§ Written request 1:
Summarize the article on the My Bloody Valentine EP in two sentences.

EP by My Bloody Valentine
- Released: September 1986
- Recorded: August 1986
- Studio: Alaska Studios in London, United Kingdom
- Genre: Noise rock;
- Length: 10:16
- Label: Kaleidoscope Sound
- Producer: My Bloody Valentine, Joe Foster

My Bloody Valentine chronology
| Geek! (1985) | The New Record by My Bloody Valentine (1986) | Ecstasy (1987) |

= The New Record by My Bloody Valentine =

The New Record by My Bloody Valentine is the second EP by the Irish alternative rock band My Bloody Valentine, released in September 1986 on Kaleidoscope Sound. Recorded at Alaska Studios in London, the EP's sound is influenced by C86, a brand of indie pop, and diverges from the band's earlier post-punk sound.

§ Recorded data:

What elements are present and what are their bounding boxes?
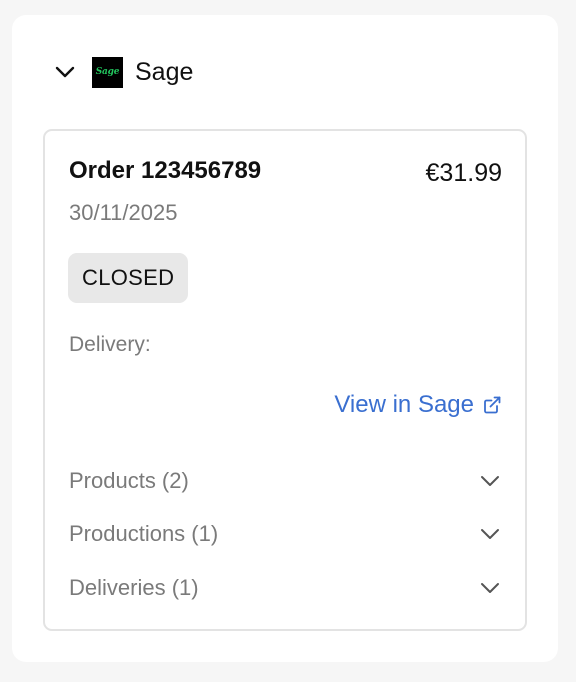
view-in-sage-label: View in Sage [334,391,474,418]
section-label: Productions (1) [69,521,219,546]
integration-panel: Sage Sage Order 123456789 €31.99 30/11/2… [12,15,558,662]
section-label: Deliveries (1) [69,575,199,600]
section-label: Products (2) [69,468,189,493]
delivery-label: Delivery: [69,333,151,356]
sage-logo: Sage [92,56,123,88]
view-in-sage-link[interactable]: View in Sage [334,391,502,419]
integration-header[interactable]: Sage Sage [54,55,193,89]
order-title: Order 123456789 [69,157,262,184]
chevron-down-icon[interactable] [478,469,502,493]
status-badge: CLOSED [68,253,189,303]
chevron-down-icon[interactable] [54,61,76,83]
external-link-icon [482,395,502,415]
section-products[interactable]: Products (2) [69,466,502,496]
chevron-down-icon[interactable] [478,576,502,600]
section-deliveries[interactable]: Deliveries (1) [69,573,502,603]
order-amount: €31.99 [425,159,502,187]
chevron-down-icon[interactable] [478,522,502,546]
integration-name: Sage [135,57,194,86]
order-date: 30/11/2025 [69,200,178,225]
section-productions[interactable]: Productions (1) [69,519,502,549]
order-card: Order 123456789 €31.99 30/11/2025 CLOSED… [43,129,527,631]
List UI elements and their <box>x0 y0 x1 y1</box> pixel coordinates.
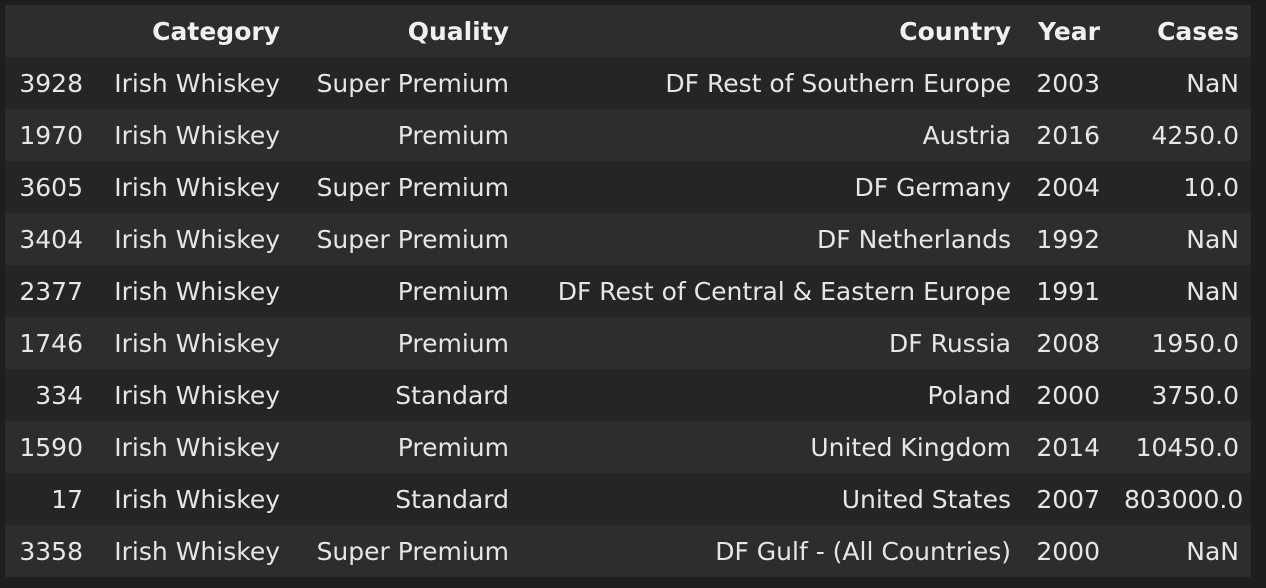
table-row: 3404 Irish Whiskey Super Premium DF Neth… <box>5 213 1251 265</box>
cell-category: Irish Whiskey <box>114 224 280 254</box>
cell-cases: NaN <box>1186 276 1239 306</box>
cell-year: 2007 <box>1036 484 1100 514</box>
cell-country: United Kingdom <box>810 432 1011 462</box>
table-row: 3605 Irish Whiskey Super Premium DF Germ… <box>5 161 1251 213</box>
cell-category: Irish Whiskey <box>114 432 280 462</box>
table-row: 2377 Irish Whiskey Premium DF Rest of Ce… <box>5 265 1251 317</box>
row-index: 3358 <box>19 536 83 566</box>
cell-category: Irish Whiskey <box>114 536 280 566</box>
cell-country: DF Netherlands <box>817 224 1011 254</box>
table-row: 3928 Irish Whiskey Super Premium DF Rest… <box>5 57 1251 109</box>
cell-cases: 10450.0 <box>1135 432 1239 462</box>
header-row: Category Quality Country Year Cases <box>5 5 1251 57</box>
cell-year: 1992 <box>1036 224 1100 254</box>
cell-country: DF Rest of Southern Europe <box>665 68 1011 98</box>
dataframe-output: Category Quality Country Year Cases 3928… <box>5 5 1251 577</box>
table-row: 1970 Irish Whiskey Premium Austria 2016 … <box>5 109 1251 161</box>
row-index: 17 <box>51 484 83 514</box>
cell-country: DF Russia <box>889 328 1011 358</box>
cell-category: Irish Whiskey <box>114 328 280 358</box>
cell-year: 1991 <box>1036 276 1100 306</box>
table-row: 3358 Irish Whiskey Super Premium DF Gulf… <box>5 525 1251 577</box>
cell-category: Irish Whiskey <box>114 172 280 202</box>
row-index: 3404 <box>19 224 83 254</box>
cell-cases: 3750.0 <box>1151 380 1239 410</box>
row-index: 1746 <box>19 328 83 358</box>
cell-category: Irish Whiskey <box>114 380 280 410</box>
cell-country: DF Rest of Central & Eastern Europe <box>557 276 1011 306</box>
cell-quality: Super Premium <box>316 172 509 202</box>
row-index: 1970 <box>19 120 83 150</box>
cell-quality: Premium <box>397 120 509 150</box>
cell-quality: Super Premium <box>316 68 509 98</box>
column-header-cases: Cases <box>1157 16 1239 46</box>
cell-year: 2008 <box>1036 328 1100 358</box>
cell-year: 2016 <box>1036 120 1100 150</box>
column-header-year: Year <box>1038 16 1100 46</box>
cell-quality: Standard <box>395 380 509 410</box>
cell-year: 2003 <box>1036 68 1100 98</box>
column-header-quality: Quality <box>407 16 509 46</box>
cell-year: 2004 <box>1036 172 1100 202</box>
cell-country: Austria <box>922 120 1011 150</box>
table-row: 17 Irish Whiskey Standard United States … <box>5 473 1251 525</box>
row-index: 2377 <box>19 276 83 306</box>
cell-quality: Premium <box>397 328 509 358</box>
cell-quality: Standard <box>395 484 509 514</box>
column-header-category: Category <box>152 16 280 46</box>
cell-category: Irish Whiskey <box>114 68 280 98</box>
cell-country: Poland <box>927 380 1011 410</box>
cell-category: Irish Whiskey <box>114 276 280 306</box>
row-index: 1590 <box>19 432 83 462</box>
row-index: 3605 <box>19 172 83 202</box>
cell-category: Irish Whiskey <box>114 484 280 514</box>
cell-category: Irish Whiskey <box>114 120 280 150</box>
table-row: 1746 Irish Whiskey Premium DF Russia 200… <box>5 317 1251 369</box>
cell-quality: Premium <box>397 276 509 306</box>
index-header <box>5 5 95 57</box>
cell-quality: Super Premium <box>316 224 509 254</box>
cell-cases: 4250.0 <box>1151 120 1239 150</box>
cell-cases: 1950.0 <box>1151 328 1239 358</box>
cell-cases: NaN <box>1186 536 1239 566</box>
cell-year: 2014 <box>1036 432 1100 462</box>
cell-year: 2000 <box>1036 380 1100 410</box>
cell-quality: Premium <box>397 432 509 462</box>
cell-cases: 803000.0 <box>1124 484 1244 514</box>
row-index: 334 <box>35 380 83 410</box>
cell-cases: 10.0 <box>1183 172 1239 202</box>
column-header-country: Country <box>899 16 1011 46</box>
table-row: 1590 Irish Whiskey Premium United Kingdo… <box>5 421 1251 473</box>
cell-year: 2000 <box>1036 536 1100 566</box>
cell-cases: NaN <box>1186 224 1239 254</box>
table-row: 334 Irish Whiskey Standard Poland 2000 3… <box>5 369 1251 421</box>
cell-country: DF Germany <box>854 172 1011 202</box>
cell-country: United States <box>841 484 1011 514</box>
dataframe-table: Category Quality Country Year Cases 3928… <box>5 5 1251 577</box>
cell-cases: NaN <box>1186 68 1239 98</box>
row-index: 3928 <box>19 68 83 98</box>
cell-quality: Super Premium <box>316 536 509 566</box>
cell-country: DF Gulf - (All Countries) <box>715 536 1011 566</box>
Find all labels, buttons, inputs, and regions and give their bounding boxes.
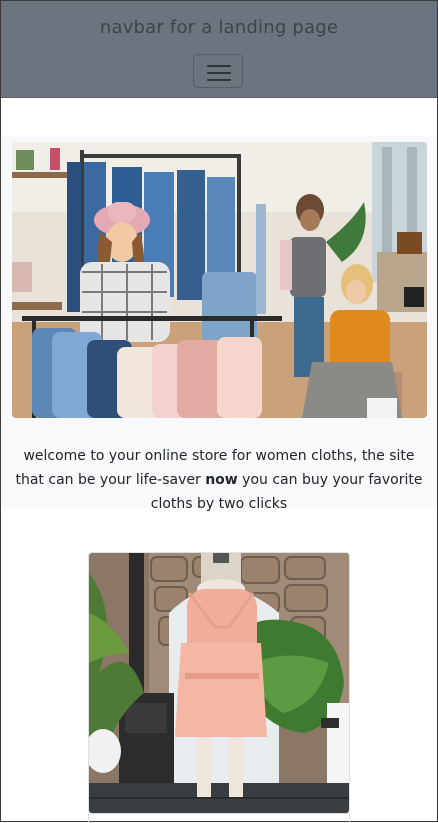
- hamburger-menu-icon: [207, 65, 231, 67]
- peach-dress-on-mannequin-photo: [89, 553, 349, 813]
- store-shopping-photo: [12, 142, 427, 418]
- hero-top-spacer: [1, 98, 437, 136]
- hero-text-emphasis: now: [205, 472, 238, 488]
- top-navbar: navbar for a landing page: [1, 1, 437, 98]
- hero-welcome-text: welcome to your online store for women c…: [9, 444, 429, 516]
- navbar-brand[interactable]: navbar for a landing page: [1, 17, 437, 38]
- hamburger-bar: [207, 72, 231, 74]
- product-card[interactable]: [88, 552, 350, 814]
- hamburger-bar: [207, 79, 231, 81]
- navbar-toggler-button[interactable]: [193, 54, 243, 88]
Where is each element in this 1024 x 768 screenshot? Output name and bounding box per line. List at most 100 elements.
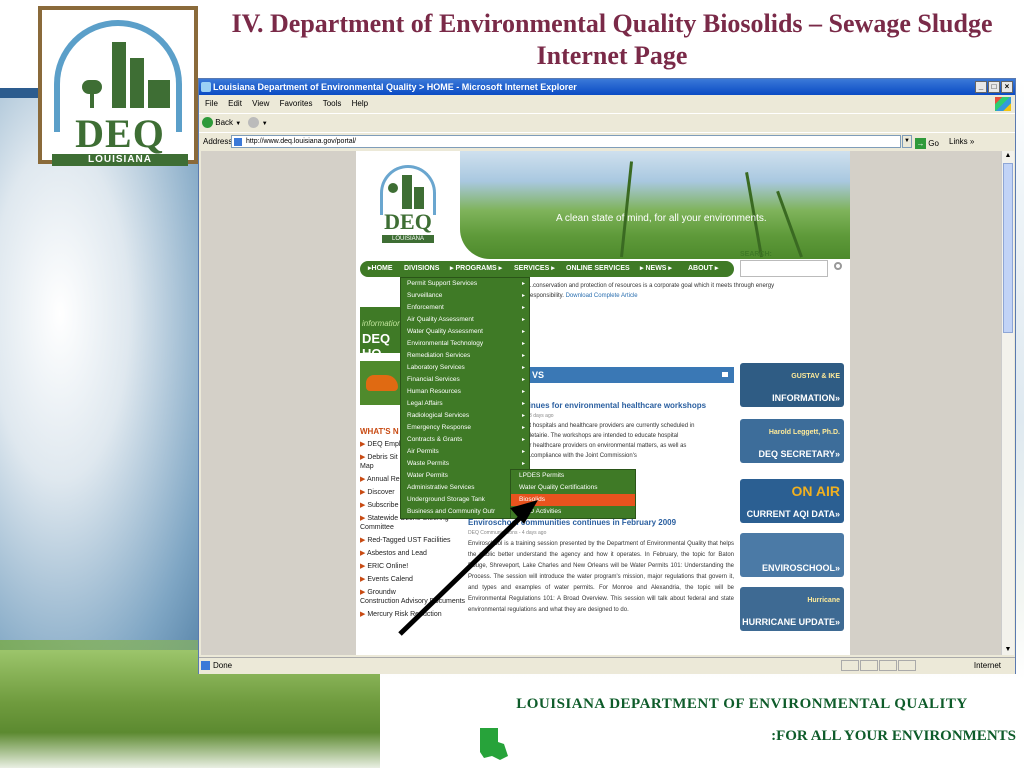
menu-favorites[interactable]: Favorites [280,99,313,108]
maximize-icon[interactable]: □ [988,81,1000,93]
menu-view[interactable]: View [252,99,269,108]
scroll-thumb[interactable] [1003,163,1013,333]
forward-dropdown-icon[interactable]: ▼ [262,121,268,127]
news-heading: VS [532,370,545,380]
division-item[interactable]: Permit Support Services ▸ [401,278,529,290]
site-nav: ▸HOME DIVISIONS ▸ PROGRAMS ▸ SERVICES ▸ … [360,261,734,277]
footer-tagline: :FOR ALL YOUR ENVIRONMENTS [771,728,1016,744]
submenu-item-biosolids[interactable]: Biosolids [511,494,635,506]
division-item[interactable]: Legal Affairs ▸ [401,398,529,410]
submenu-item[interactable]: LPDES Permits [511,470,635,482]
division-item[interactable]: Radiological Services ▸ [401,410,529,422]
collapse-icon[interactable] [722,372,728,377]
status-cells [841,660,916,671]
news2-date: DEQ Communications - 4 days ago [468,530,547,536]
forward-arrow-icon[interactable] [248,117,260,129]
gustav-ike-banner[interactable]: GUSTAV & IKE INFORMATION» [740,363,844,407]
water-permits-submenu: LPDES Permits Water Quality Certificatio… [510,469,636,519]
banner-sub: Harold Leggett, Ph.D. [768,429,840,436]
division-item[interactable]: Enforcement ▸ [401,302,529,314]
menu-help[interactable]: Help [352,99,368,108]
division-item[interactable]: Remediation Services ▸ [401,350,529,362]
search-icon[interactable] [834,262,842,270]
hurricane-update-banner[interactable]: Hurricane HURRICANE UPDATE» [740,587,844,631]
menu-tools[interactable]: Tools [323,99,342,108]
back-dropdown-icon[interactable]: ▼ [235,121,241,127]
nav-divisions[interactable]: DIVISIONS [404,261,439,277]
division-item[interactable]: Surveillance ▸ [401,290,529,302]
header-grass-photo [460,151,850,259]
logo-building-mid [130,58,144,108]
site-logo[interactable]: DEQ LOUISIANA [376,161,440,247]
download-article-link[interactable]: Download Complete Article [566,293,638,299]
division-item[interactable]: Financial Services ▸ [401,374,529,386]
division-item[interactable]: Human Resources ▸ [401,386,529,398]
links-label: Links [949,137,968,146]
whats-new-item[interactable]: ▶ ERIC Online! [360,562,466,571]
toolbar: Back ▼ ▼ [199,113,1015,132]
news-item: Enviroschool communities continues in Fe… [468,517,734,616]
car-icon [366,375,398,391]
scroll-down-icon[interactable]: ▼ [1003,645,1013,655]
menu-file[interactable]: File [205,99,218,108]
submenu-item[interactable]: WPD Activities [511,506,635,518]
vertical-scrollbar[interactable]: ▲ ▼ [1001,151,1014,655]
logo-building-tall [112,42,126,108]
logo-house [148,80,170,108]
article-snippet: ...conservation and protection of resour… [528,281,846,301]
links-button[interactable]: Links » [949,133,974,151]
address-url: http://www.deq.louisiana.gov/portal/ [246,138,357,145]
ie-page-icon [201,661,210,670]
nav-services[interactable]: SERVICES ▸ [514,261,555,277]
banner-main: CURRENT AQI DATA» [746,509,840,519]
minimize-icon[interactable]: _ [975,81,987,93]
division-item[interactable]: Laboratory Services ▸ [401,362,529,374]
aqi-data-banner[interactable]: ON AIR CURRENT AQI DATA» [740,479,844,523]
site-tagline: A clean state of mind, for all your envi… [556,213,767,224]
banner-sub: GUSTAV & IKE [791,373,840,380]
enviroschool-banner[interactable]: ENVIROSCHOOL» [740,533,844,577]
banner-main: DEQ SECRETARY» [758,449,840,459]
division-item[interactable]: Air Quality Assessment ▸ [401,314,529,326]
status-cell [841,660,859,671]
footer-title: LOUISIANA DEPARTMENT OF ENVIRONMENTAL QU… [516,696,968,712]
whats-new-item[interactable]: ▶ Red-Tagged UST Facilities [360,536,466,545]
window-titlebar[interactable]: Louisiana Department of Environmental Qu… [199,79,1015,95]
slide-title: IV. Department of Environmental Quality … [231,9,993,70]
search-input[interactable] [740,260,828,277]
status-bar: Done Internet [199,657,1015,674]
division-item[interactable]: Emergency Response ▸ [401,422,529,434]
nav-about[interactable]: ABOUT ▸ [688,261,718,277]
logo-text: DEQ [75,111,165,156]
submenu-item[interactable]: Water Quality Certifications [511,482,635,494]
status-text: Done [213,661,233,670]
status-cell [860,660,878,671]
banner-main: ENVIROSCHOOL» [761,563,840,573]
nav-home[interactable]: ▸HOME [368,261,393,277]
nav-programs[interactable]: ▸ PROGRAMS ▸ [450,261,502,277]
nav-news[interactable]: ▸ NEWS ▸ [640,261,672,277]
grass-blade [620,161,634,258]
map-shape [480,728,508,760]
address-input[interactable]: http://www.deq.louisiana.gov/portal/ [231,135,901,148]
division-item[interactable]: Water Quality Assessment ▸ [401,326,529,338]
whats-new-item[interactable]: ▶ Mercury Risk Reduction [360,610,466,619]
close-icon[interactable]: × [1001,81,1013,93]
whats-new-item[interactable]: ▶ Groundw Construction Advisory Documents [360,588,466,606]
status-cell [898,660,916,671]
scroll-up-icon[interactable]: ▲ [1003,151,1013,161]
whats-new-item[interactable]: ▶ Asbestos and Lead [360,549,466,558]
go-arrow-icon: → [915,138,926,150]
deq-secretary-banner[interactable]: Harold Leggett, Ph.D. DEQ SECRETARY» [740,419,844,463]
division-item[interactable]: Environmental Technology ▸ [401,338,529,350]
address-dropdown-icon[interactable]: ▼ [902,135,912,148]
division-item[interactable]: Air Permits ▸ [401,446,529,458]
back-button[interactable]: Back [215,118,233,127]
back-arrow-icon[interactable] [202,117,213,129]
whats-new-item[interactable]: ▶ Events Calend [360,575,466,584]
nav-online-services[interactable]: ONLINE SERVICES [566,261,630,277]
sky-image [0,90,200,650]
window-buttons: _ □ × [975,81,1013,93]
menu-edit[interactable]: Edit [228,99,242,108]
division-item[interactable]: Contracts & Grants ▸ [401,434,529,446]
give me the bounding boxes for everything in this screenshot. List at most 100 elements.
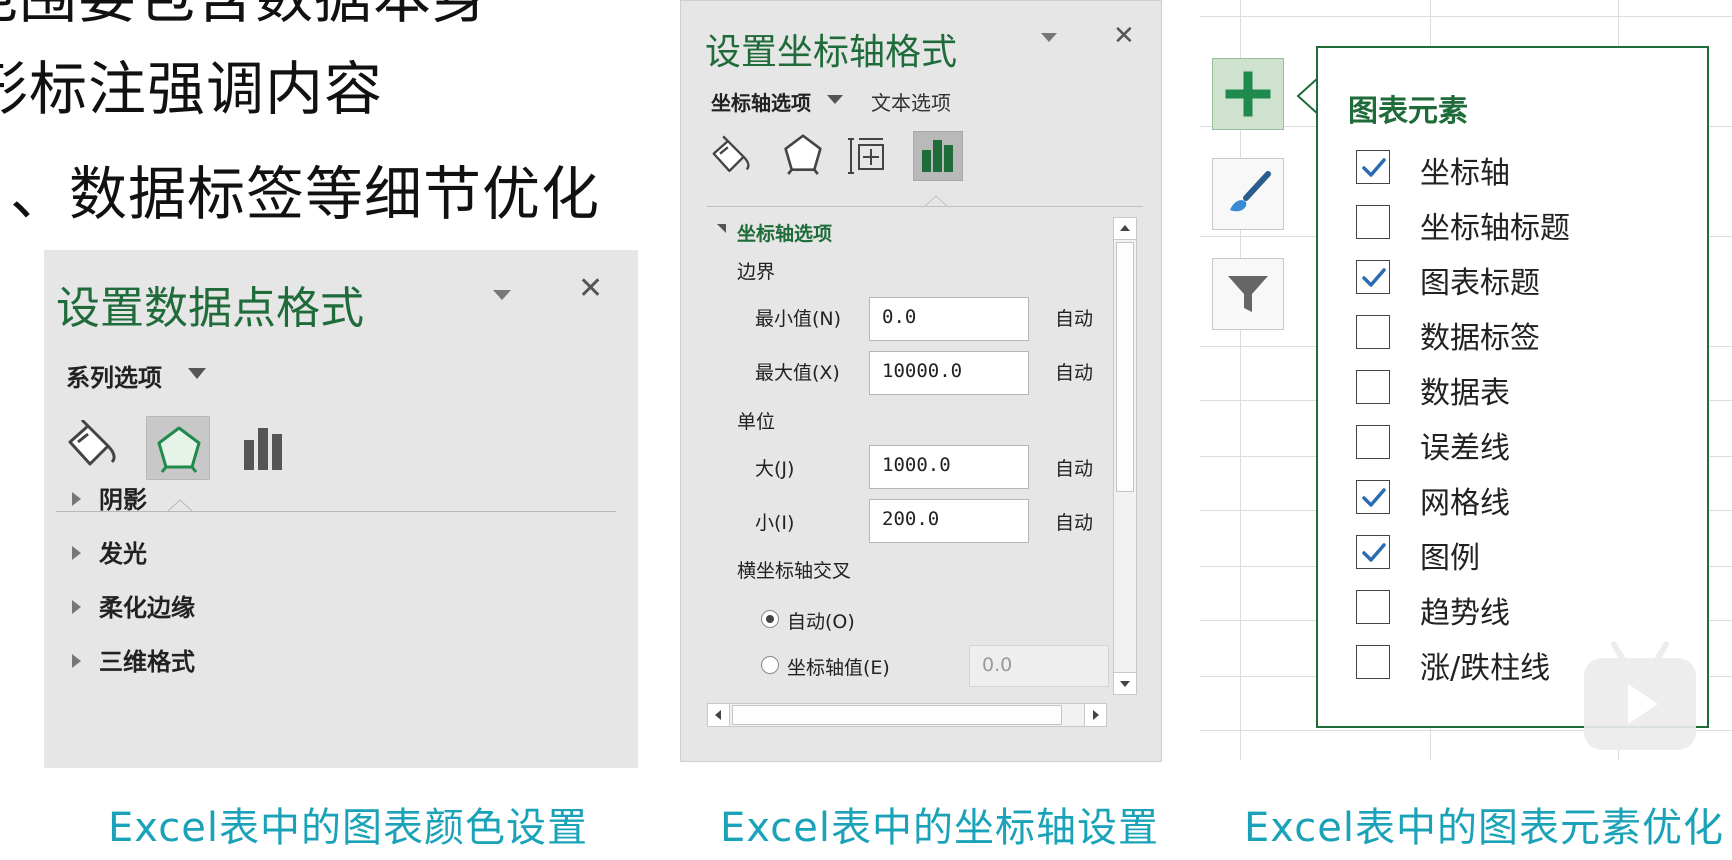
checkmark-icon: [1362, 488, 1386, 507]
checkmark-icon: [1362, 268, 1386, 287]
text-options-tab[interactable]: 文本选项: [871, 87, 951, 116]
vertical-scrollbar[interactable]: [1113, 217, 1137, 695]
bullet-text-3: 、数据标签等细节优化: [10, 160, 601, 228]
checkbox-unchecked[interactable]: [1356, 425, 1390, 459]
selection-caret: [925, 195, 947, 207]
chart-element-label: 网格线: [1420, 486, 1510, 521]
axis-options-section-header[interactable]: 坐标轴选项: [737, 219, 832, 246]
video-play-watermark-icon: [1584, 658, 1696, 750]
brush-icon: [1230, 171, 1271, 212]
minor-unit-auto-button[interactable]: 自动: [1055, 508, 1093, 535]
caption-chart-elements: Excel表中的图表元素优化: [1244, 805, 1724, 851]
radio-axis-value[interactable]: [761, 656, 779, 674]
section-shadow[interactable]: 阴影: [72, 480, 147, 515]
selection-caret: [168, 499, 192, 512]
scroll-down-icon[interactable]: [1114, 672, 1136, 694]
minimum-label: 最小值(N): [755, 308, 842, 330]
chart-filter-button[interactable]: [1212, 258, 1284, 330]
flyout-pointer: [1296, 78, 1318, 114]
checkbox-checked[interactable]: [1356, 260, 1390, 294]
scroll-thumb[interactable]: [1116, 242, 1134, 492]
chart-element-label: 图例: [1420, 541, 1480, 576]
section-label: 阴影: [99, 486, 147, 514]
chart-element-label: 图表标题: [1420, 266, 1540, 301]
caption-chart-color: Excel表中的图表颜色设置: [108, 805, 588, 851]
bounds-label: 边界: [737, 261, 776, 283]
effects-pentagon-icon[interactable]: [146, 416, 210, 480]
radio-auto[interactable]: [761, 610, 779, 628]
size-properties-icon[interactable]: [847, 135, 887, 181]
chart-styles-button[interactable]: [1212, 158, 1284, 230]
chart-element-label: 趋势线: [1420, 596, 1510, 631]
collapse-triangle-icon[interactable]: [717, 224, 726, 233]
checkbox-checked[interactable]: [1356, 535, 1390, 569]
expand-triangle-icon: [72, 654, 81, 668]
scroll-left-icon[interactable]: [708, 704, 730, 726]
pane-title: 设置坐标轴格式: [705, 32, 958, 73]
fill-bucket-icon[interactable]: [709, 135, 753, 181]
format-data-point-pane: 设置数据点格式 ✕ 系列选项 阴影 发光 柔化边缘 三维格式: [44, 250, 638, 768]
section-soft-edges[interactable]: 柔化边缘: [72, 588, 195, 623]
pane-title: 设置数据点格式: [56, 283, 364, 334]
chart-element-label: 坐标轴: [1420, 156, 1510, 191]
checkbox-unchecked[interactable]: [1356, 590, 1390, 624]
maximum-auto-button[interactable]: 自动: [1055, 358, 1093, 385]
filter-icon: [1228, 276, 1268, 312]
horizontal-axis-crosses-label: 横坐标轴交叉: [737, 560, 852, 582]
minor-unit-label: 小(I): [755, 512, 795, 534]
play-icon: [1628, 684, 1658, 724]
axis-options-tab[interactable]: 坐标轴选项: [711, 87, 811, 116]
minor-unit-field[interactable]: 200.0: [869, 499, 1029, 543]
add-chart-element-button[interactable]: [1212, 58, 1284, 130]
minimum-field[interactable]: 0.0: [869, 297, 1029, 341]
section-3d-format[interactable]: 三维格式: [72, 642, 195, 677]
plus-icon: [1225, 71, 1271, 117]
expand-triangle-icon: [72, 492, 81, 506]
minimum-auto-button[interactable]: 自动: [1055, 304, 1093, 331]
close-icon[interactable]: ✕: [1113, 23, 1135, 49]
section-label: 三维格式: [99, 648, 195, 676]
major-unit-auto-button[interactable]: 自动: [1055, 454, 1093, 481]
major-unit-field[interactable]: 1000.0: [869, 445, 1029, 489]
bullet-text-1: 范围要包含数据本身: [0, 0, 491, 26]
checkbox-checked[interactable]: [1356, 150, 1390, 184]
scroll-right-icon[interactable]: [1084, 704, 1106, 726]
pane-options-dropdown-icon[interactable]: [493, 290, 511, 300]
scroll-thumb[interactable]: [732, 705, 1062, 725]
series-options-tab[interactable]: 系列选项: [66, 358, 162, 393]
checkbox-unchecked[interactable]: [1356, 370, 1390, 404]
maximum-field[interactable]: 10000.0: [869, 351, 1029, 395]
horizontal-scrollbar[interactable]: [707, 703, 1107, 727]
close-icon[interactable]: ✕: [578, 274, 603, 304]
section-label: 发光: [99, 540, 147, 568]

§ Written request 2:
Give as a JSON list of strings, one string per line and blank lines left out, everything in the records from the line containing "checkmark-icon: [1362, 488, 1386, 507]" down to the line containing "bounds-label: 边界: [737, 261, 776, 283]", both included.

§ Exercise answer 1:
The New Record by My Bloody Valentine is the second EP by the Irish alternative rock band My Bloody Valentine, released in September 1986 on Kaleidoscope Sound. Recorded at Alaska Studios in London, it draws on C86, a brand of indie pop, and departs from the band's earlier post-punk sound.

§ Exercise answer 2:
[
  "checkmark-icon: [1362, 488, 1386, 507]",
  "checkmark-icon: [1362, 268, 1386, 287]",
  "text-options-tab[interactable]: 文本选项: [871, 87, 951, 116]",
  "vertical-scrollbar[interactable]: [1113, 217, 1137, 695]",
  "bullet-text-3: 、数据标签等细节优化: [10, 160, 601, 228]",
  "checkbox-unchecked[interactable]: [1356, 425, 1390, 459]",
  "selection-caret: [925, 195, 947, 207]",
  "chart-element-label: 网格线: [1420, 486, 1510, 521]",
  "axis-options-section-header[interactable]: 坐标轴选项: [737, 219, 832, 246]",
  "video-play-watermark-icon: [1584, 658, 1696, 750]",
  "brush-icon: [1230, 171, 1271, 212]",
  "minor-unit-auto-button[interactable]: 自动: [1055, 508, 1093, 535]",
  "caption-chart-elements: Excel表中的图表元素优化: [1244, 805, 1724, 851]",
  "radio-axis-value[interactable]: [761, 656, 779, 674]",
  "section-shadow[interactable]: 阴影: [72, 480, 147, 515]",
  "selection-caret: [168, 499, 192, 512]",
  "scroll-down-icon[interactable]: [1114, 672, 1136, 694]",
  "minimum-label: 最小值(N): [755, 308, 842, 330]",
  "chart-filter-button[interactable]: [1212, 258, 1284, 330]",
  "flyout-pointer: [1296, 78, 1318, 114]",
  "checkbox-checked[interactable]: [1356, 260, 1390, 294]",
  "scroll-thumb[interactable]: [1116, 242, 1134, 492]",
  "chart-element-label: 图例: [1420, 541, 1480, 576]",
  "section-label: 阴影: [99, 486, 147, 514]",
  "chart-element-label: 图表标题: [1420, 266, 1540, 301]",
  "caption-chart-color: Excel表中的图表颜色设置: [108, 805, 588, 851]",
  "bounds-label: 边界: [737, 261, 776, 283]"
]